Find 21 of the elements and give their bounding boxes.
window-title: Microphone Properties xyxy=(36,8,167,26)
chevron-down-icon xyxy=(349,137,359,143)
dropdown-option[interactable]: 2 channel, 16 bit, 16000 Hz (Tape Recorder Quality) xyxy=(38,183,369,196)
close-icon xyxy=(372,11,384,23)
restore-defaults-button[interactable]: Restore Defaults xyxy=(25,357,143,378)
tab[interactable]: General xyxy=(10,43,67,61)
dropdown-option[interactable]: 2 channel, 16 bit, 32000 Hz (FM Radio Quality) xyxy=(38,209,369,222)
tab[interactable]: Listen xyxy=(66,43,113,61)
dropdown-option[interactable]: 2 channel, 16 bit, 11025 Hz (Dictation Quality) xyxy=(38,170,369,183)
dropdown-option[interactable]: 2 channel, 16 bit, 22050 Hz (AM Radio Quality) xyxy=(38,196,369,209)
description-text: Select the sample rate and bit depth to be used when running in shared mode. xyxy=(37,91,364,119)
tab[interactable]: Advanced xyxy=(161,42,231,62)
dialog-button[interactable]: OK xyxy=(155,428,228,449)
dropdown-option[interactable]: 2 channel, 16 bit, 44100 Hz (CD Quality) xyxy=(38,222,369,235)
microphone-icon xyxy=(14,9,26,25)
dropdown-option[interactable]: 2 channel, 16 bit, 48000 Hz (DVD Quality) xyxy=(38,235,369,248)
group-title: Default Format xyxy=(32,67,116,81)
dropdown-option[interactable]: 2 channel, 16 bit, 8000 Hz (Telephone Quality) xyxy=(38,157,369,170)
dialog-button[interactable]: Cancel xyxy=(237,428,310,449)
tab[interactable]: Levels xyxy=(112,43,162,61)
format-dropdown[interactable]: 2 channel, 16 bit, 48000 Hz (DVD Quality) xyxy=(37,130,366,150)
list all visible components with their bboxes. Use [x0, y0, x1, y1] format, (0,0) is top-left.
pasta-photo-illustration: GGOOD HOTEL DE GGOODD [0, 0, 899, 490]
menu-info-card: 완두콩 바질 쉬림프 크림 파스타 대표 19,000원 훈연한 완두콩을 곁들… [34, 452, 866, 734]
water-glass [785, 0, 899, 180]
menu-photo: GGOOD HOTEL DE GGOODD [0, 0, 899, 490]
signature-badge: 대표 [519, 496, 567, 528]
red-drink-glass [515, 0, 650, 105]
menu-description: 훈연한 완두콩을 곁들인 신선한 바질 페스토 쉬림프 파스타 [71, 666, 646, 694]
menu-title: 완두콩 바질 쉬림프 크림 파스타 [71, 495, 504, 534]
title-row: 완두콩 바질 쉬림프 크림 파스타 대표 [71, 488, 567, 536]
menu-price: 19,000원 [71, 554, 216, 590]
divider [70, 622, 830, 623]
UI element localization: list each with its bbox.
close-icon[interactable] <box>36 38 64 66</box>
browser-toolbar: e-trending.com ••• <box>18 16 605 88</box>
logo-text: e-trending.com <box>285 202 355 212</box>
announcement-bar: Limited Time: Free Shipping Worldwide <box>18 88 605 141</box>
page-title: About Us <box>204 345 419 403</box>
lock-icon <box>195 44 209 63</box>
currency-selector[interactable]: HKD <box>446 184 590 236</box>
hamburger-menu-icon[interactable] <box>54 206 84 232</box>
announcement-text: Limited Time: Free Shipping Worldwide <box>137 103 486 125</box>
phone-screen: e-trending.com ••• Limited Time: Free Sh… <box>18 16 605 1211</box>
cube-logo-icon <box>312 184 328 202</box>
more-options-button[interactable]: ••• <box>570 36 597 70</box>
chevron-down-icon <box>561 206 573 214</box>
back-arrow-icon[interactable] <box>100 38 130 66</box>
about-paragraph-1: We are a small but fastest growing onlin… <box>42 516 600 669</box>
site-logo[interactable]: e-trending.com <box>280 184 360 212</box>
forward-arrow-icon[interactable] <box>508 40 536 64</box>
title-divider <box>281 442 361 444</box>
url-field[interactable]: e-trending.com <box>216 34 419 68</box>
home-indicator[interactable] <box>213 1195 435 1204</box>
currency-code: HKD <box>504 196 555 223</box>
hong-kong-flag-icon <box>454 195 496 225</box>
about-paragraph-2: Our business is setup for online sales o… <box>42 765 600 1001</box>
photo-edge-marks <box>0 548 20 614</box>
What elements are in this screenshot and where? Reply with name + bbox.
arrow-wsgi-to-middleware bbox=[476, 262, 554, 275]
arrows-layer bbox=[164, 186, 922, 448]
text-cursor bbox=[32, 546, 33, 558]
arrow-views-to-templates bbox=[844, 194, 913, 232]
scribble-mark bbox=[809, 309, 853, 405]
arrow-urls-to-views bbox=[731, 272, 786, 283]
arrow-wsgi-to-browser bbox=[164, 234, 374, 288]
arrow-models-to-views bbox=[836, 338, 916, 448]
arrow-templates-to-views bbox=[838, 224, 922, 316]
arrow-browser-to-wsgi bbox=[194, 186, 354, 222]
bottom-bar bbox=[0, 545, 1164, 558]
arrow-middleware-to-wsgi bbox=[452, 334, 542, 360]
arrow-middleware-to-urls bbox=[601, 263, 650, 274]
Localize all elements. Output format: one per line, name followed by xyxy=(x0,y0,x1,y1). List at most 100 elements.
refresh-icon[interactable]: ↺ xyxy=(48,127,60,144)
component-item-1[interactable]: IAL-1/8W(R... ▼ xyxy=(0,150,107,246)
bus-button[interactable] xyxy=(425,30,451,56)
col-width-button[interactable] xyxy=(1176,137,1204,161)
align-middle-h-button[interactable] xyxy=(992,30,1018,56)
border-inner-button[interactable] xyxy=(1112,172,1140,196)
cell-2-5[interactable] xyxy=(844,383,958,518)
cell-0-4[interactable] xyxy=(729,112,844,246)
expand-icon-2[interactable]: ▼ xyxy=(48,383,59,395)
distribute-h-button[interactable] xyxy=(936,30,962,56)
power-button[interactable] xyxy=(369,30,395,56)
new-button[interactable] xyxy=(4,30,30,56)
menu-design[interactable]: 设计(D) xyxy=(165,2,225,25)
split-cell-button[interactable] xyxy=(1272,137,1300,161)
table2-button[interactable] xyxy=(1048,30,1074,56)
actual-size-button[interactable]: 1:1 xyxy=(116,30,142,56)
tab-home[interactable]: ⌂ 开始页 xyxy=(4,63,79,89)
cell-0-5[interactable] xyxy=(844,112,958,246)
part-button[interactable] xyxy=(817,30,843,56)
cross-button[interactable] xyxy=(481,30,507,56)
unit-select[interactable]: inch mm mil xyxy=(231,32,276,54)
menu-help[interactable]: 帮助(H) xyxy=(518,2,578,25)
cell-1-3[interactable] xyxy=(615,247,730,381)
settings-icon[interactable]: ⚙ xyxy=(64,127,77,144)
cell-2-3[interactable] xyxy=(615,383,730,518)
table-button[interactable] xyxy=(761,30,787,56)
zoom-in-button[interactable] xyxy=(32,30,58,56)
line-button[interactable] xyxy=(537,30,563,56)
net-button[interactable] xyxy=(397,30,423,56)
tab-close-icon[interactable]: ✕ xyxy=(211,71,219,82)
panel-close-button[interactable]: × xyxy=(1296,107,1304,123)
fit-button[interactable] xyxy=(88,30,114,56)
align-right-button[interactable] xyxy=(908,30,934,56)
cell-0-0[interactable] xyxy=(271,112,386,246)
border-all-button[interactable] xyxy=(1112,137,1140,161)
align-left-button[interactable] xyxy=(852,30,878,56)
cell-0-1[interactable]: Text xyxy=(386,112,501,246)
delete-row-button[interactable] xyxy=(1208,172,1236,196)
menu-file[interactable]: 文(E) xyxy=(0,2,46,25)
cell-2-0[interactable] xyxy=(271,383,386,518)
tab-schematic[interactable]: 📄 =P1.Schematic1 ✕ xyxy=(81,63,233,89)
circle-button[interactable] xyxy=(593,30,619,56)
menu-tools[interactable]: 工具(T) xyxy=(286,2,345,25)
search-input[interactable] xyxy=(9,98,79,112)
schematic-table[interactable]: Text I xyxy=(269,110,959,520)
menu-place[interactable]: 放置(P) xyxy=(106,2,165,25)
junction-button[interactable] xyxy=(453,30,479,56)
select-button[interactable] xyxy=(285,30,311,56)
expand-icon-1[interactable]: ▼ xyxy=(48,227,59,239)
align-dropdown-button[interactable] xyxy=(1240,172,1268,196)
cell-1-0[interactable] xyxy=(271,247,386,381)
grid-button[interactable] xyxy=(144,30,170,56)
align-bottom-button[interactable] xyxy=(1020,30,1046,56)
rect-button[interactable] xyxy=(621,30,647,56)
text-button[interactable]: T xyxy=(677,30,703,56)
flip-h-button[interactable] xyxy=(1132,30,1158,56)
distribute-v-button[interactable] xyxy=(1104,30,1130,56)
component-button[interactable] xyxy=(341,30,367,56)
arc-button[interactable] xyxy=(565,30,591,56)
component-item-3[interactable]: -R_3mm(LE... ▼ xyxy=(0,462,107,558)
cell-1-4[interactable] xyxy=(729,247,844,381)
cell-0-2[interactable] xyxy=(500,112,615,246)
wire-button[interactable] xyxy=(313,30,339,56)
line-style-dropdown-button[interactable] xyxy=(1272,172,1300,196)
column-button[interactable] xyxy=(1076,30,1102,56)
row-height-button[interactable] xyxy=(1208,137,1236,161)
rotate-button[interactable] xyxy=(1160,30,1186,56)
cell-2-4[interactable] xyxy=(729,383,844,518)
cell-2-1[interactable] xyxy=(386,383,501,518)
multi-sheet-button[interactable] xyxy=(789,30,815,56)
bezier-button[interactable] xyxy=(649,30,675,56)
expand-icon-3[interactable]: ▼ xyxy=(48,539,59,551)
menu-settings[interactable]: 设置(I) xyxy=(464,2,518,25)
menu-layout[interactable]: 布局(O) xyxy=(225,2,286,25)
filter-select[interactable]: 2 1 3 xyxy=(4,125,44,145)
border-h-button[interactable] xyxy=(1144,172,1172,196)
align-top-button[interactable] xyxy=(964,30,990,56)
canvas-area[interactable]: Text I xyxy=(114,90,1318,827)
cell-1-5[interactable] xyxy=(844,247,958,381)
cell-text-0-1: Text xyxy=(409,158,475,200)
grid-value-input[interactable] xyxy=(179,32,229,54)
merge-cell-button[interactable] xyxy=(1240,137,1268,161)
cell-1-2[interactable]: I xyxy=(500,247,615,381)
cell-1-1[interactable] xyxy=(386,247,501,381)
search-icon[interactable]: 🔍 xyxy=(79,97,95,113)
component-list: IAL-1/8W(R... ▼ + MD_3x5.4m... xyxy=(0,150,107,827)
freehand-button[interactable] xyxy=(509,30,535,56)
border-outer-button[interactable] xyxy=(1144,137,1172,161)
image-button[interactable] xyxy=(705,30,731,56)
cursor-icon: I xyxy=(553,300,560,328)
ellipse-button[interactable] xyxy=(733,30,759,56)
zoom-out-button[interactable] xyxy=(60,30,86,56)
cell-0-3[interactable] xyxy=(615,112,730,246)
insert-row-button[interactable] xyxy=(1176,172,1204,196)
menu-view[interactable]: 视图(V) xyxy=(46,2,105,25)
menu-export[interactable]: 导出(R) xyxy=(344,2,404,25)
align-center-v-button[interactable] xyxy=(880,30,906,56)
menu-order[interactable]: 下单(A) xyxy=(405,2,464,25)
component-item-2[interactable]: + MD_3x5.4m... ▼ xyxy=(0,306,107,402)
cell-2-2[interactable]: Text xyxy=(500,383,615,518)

EXERCISE OBJECTIVE => Edit the part of the material that opens at its very first line and closes with the line containing "dialog-button[interactable]: OK xyxy=(155,428,228,449)" so that "Microphone Properties" becomes "Speaker Properties". Leave everything else unchanged, and give back only those lines.

FULL OUTPUT =>
Find 21 of the elements and give their bounding boxes.
window-title: Speaker Properties xyxy=(36,8,167,26)
chevron-down-icon xyxy=(349,137,359,143)
dropdown-option[interactable]: 2 channel, 16 bit, 16000 Hz (Tape Recorder Quality) xyxy=(38,183,369,196)
close-icon xyxy=(372,11,384,23)
restore-defaults-button[interactable]: Restore Defaults xyxy=(25,357,143,378)
tab[interactable]: General xyxy=(10,43,67,61)
dropdown-option[interactable]: 2 channel, 16 bit, 32000 Hz (FM Radio Quality) xyxy=(38,209,369,222)
tab[interactable]: Listen xyxy=(66,43,113,61)
dropdown-option[interactable]: 2 channel, 16 bit, 11025 Hz (Dictation Quality) xyxy=(38,170,369,183)
dropdown-option[interactable]: 2 channel, 16 bit, 22050 Hz (AM Radio Quality) xyxy=(38,196,369,209)
description-text: Select the sample rate and bit depth to be used when running in shared mode. xyxy=(37,91,364,119)
tab[interactable]: Advanced xyxy=(161,42,231,62)
dialog-button[interactable]: OK xyxy=(155,428,228,449)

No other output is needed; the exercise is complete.